DIRECTIONS: Repeat each record exactly as written, and drop any images.
==== DATA ROWS ====
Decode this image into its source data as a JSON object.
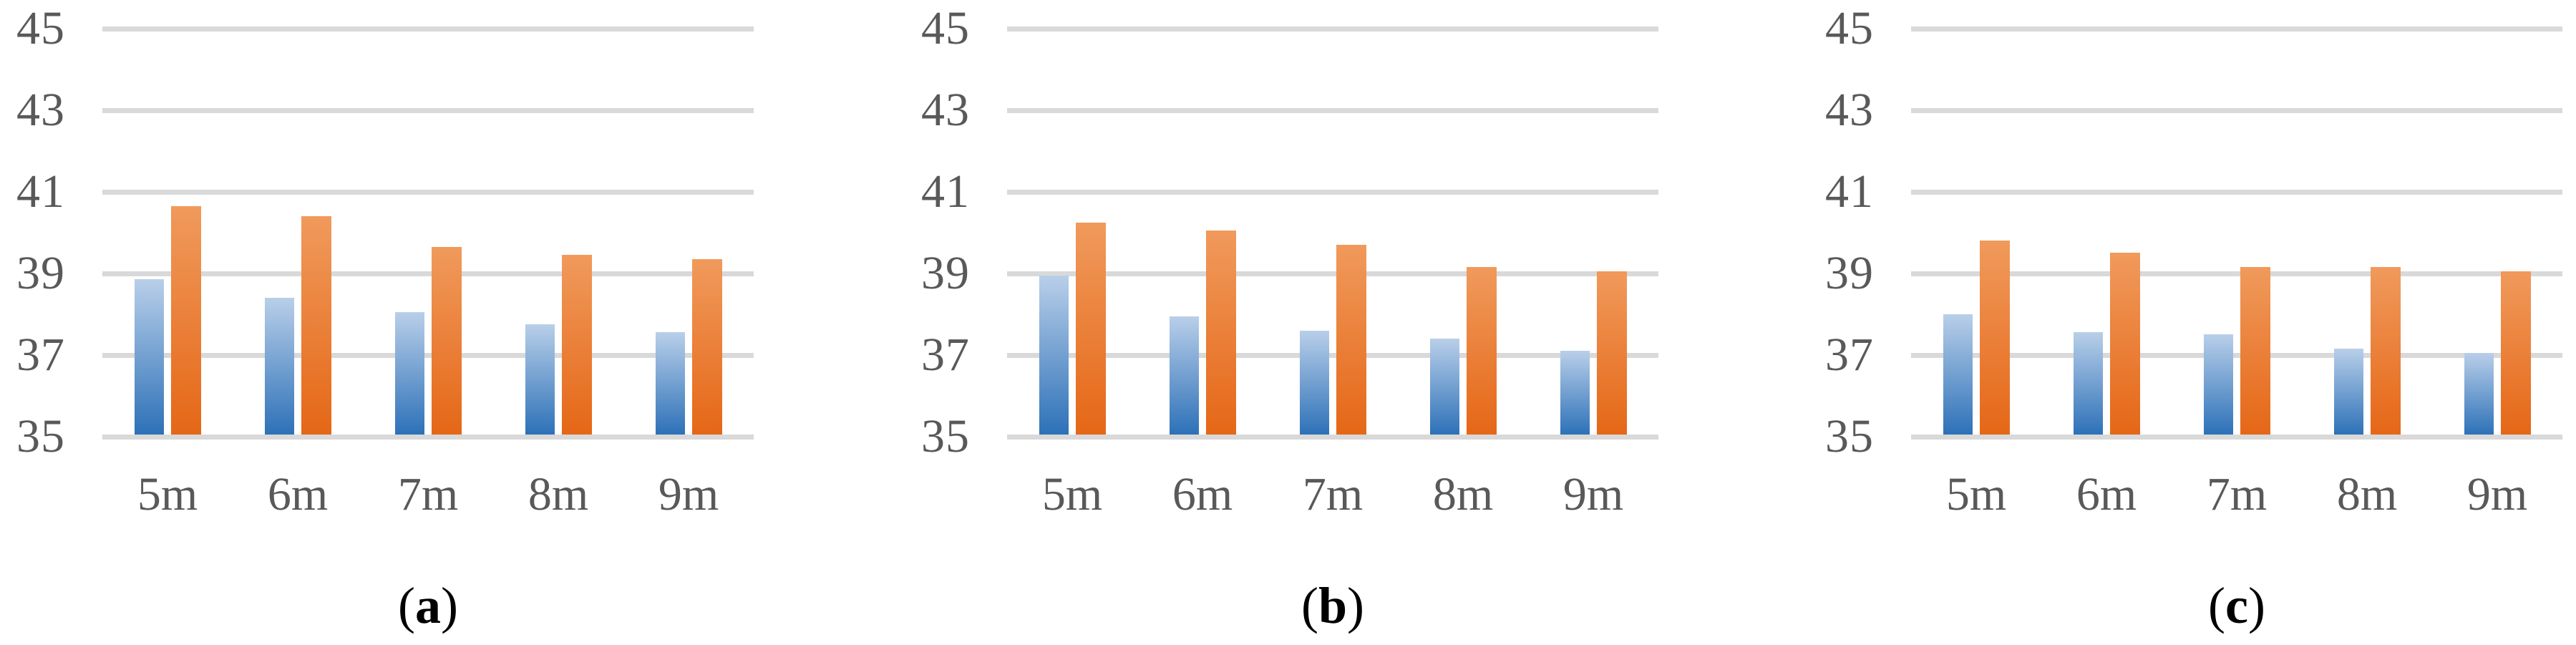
{
  "figure": {
    "description": "Three side-by-side grouped bar charts labeled (a), (b), (c), no titles, no legend, horizontal gridlines only"
  },
  "styles": {
    "background": "#ffffff",
    "bar_blue_top": "#b9cfe9",
    "bar_blue_bottom": "#2d71b8",
    "bar_orange_top": "#f09a5c",
    "bar_orange_bottom": "#e56717",
    "gridline_color": "#d9d9d9",
    "tick_text_color": "#595959",
    "caption_text_color": "#000000"
  },
  "chart_data": [
    {
      "type": "bar",
      "caption": "(a)",
      "title": "",
      "xlabel": "",
      "ylabel": "",
      "categories": [
        "5m",
        "6m",
        "7m",
        "8m",
        "9m"
      ],
      "series": [
        {
          "name": "blue",
          "values": [
            38.8,
            38.35,
            38.0,
            37.7,
            37.5
          ]
        },
        {
          "name": "orange",
          "values": [
            40.6,
            40.35,
            39.6,
            39.4,
            39.3
          ]
        }
      ],
      "ylim": [
        35,
        45
      ],
      "yticks": [
        45,
        43,
        41,
        39,
        37,
        35
      ],
      "grid": true,
      "legend": false
    },
    {
      "type": "bar",
      "caption": "(b)",
      "title": "",
      "xlabel": "",
      "ylabel": "",
      "categories": [
        "5m",
        "6m",
        "7m",
        "8m",
        "9m"
      ],
      "series": [
        {
          "name": "blue",
          "values": [
            38.9,
            37.9,
            37.55,
            37.35,
            37.05
          ]
        },
        {
          "name": "orange",
          "values": [
            40.2,
            40.0,
            39.65,
            39.1,
            39.0
          ]
        }
      ],
      "ylim": [
        35,
        45
      ],
      "yticks": [
        45,
        43,
        41,
        39,
        37,
        35
      ],
      "grid": true,
      "legend": false
    },
    {
      "type": "bar",
      "caption": "(c)",
      "title": "",
      "xlabel": "",
      "ylabel": "",
      "categories": [
        "5m",
        "6m",
        "7m",
        "8m",
        "9m"
      ],
      "series": [
        {
          "name": "blue",
          "values": [
            37.95,
            37.5,
            37.45,
            37.1,
            37.0
          ]
        },
        {
          "name": "orange",
          "values": [
            39.75,
            39.45,
            39.1,
            39.1,
            39.0
          ]
        }
      ],
      "ylim": [
        35,
        45
      ],
      "yticks": [
        45,
        43,
        41,
        39,
        37,
        35
      ],
      "grid": true,
      "legend": false
    }
  ]
}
====
SOLUTION FOR THIS TASK:
Decode this image into its source data as a JSON object.
{
  "figure": {
    "description": "Three side-by-side grouped bar charts labeled (a), (b), (c), no titles, no legend, horizontal gridlines only"
  },
  "styles": {
    "background": "#ffffff",
    "bar_blue_top": "#b9cfe9",
    "bar_blue_bottom": "#2d71b8",
    "bar_orange_top": "#f09a5c",
    "bar_orange_bottom": "#e56717",
    "gridline_color": "#d9d9d9",
    "tick_text_color": "#595959",
    "caption_text_color": "#000000"
  },
  "chart_data": [
    {
      "type": "bar",
      "caption": "(a)",
      "title": "",
      "xlabel": "",
      "ylabel": "",
      "categories": [
        "5m",
        "6m",
        "7m",
        "8m",
        "9m"
      ],
      "series": [
        {
          "name": "blue",
          "values": [
            38.8,
            38.35,
            38.0,
            37.7,
            37.5
          ]
        },
        {
          "name": "orange",
          "values": [
            40.6,
            40.35,
            39.6,
            39.4,
            39.3
          ]
        }
      ],
      "ylim": [
        35,
        45
      ],
      "yticks": [
        45,
        43,
        41,
        39,
        37,
        35
      ],
      "grid": true,
      "legend": false
    },
    {
      "type": "bar",
      "caption": "(b)",
      "title": "",
      "xlabel": "",
      "ylabel": "",
      "categories": [
        "5m",
        "6m",
        "7m",
        "8m",
        "9m"
      ],
      "series": [
        {
          "name": "blue",
          "values": [
            38.9,
            37.9,
            37.55,
            37.35,
            37.05
          ]
        },
        {
          "name": "orange",
          "values": [
            40.2,
            40.0,
            39.65,
            39.1,
            39.0
          ]
        }
      ],
      "ylim": [
        35,
        45
      ],
      "yticks": [
        45,
        43,
        41,
        39,
        37,
        35
      ],
      "grid": true,
      "legend": false
    },
    {
      "type": "bar",
      "caption": "(c)",
      "title": "",
      "xlabel": "",
      "ylabel": "",
      "categories": [
        "5m",
        "6m",
        "7m",
        "8m",
        "9m"
      ],
      "series": [
        {
          "name": "blue",
          "values": [
            37.95,
            37.5,
            37.45,
            37.1,
            37.0
          ]
        },
        {
          "name": "orange",
          "values": [
            39.75,
            39.45,
            39.1,
            39.1,
            39.0
          ]
        }
      ],
      "ylim": [
        35,
        45
      ],
      "yticks": [
        45,
        43,
        41,
        39,
        37,
        35
      ],
      "grid": true,
      "legend": false
    }
  ]
}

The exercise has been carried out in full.